» **RECORDS**
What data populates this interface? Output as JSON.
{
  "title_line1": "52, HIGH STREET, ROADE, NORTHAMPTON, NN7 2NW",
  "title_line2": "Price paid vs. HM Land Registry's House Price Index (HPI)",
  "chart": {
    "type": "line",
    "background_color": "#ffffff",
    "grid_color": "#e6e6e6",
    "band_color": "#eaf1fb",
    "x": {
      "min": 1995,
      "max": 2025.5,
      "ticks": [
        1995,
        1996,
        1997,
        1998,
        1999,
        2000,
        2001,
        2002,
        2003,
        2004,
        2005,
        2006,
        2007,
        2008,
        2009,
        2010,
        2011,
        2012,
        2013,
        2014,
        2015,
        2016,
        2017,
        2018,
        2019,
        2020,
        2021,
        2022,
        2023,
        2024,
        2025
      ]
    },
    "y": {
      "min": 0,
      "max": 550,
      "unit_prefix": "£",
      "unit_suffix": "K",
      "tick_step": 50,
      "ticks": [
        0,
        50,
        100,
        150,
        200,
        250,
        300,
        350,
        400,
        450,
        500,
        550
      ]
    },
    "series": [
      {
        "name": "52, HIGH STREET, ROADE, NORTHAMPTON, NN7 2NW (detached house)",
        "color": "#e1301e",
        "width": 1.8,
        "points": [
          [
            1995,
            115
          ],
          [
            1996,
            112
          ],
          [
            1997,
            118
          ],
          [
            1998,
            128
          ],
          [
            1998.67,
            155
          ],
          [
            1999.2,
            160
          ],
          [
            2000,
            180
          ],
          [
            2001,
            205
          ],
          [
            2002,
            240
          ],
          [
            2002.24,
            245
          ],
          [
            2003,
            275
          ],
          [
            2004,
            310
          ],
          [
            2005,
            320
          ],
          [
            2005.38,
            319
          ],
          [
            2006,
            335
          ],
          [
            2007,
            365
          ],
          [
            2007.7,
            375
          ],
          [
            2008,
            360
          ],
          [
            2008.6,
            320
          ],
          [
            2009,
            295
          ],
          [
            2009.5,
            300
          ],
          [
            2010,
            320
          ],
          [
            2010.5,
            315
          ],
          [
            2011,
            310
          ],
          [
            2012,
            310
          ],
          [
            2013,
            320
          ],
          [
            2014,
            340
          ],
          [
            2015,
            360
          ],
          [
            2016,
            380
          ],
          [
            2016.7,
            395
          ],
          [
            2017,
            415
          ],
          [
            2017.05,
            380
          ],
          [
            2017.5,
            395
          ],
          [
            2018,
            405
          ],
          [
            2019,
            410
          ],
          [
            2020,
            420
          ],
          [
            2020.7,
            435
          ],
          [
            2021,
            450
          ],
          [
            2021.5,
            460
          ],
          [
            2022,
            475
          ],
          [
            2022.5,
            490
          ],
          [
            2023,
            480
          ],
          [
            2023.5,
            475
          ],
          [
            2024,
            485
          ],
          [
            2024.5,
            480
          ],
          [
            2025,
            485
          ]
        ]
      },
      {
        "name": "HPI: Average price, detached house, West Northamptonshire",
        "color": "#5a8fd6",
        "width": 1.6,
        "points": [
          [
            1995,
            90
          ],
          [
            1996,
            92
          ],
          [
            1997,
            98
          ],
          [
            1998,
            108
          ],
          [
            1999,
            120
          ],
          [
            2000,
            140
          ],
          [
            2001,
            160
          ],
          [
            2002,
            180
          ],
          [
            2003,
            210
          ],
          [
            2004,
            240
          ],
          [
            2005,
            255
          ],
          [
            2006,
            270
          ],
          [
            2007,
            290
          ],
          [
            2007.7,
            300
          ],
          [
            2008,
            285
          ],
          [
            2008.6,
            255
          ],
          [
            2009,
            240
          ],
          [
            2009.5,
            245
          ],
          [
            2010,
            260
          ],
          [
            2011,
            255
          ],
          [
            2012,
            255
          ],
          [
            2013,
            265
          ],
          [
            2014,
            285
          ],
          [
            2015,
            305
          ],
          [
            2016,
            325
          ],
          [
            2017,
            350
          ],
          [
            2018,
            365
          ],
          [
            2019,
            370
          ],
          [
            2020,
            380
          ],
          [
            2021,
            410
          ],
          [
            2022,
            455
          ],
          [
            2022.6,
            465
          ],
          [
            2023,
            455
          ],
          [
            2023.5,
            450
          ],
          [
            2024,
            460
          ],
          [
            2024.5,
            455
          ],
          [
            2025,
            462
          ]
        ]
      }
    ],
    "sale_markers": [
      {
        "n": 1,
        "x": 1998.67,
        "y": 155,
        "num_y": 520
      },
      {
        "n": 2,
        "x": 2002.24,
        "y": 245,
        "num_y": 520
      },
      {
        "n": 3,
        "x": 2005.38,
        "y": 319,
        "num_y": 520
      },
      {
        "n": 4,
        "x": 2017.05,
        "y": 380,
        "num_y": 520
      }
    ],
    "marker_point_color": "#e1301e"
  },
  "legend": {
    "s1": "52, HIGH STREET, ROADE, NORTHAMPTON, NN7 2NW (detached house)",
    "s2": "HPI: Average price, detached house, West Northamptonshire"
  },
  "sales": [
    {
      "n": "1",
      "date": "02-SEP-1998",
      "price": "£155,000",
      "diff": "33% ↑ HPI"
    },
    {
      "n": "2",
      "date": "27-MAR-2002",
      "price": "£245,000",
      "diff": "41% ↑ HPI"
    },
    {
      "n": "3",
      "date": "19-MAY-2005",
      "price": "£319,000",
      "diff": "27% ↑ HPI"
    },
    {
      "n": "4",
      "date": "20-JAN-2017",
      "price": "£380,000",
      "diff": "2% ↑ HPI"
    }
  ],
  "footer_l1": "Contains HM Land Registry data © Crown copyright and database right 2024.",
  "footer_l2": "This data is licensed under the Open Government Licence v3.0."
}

» **AIM OF THE TASK**
Extract, word for word, each line of the listing above.

» **WRITTEN REPLY**
What data populates this interface? Output as JSON.
{
  "title_line1": "52, HIGH STREET, ROADE, NORTHAMPTON, NN7 2NW",
  "title_line2": "Price paid vs. HM Land Registry's House Price Index (HPI)",
  "chart": {
    "type": "line",
    "background_color": "#ffffff",
    "grid_color": "#e6e6e6",
    "band_color": "#eaf1fb",
    "x": {
      "min": 1995,
      "max": 2025.5,
      "ticks": [
        1995,
        1996,
        1997,
        1998,
        1999,
        2000,
        2001,
        2002,
        2003,
        2004,
        2005,
        2006,
        2007,
        2008,
        2009,
        2010,
        2011,
        2012,
        2013,
        2014,
        2015,
        2016,
        2017,
        2018,
        2019,
        2020,
        2021,
        2022,
        2023,
        2024,
        2025
      ]
    },
    "y": {
      "min": 0,
      "max": 550,
      "unit_prefix": "£",
      "unit_suffix": "K",
      "tick_step": 50,
      "ticks": [
        0,
        50,
        100,
        150,
        200,
        250,
        300,
        350,
        400,
        450,
        500,
        550
      ]
    },
    "series": [
      {
        "name": "52, HIGH STREET, ROADE, NORTHAMPTON, NN7 2NW (detached house)",
        "color": "#e1301e",
        "width": 1.8,
        "points": [
          [
            1995,
            115
          ],
          [
            1996,
            112
          ],
          [
            1997,
            118
          ],
          [
            1998,
            128
          ],
          [
            1998.67,
            155
          ],
          [
            1999.2,
            160
          ],
          [
            2000,
            180
          ],
          [
            2001,
            205
          ],
          [
            2002,
            240
          ],
          [
            2002.24,
            245
          ],
          [
            2003,
            275
          ],
          [
            2004,
            310
          ],
          [
            2005,
            320
          ],
          [
            2005.38,
            319
          ],
          [
            2006,
            335
          ],
          [
            2007,
            365
          ],
          [
            2007.7,
            375
          ],
          [
            2008,
            360
          ],
          [
            2008.6,
            320
          ],
          [
            2009,
            295
          ],
          [
            2009.5,
            300
          ],
          [
            2010,
            320
          ],
          [
            2010.5,
            315
          ],
          [
            2011,
            310
          ],
          [
            2012,
            310
          ],
          [
            2013,
            320
          ],
          [
            2014,
            340
          ],
          [
            2015,
            360
          ],
          [
            2016,
            380
          ],
          [
            2016.7,
            395
          ],
          [
            2017,
            415
          ],
          [
            2017.05,
            380
          ],
          [
            2017.5,
            395
          ],
          [
            2018,
            405
          ],
          [
            2019,
            410
          ],
          [
            2020,
            420
          ],
          [
            2020.7,
            435
          ],
          [
            2021,
            450
          ],
          [
            2021.5,
            460
          ],
          [
            2022,
            475
          ],
          [
            2022.5,
            490
          ],
          [
            2023,
            480
          ],
          [
            2023.5,
            475
          ],
          [
            2024,
            485
          ],
          [
            2024.5,
            480
          ],
          [
            2025,
            485
          ]
        ]
      },
      {
        "name": "HPI: Average price, detached house, West Northamptonshire",
        "color": "#5a8fd6",
        "width": 1.6,
        "points": [
          [
            1995,
            90
          ],
          [
            1996,
            92
          ],
          [
            1997,
            98
          ],
          [
            1998,
            108
          ],
          [
            1999,
            120
          ],
          [
            2000,
            140
          ],
          [
            2001,
            160
          ],
          [
            2002,
            180
          ],
          [
            2003,
            210
          ],
          [
            2004,
            240
          ],
          [
            2005,
            255
          ],
          [
            2006,
            270
          ],
          [
            2007,
            290
          ],
          [
            2007.7,
            300
          ],
          [
            2008,
            285
          ],
          [
            2008.6,
            255
          ],
          [
            2009,
            240
          ],
          [
            2009.5,
            245
          ],
          [
            2010,
            260
          ],
          [
            2011,
            255
          ],
          [
            2012,
            255
          ],
          [
            2013,
            265
          ],
          [
            2014,
            285
          ],
          [
            2015,
            305
          ],
          [
            2016,
            325
          ],
          [
            2017,
            350
          ],
          [
            2018,
            365
          ],
          [
            2019,
            370
          ],
          [
            2020,
            380
          ],
          [
            2021,
            410
          ],
          [
            2022,
            455
          ],
          [
            2022.6,
            465
          ],
          [
            2023,
            455
          ],
          [
            2023.5,
            450
          ],
          [
            2024,
            460
          ],
          [
            2024.5,
            455
          ],
          [
            2025,
            462
          ]
        ]
      }
    ],
    "sale_markers": [
      {
        "n": 1,
        "x": 1998.67,
        "y": 155,
        "num_y": 520
      },
      {
        "n": 2,
        "x": 2002.24,
        "y": 245,
        "num_y": 520
      },
      {
        "n": 3,
        "x": 2005.38,
        "y": 319,
        "num_y": 520
      },
      {
        "n": 4,
        "x": 2017.05,
        "y": 380,
        "num_y": 520
      }
    ],
    "marker_point_color": "#e1301e"
  },
  "legend": {
    "s1": "52, HIGH STREET, ROADE, NORTHAMPTON, NN7 2NW (detached house)",
    "s2": "HPI: Average price, detached house, West Northamptonshire"
  },
  "sales": [
    {
      "n": "1",
      "date": "02-SEP-1998",
      "price": "£155,000",
      "diff": "33% ↑ HPI"
    },
    {
      "n": "2",
      "date": "27-MAR-2002",
      "price": "£245,000",
      "diff": "41% ↑ HPI"
    },
    {
      "n": "3",
      "date": "19-MAY-2005",
      "price": "£319,000",
      "diff": "27% ↑ HPI"
    },
    {
      "n": "4",
      "date": "20-JAN-2017",
      "price": "£380,000",
      "diff": "2% ↑ HPI"
    }
  ],
  "footer_l1": "Contains HM Land Registry data © Crown copyright and database right 2024.",
  "footer_l2": "This data is licensed under the Open Government Licence v3.0."
}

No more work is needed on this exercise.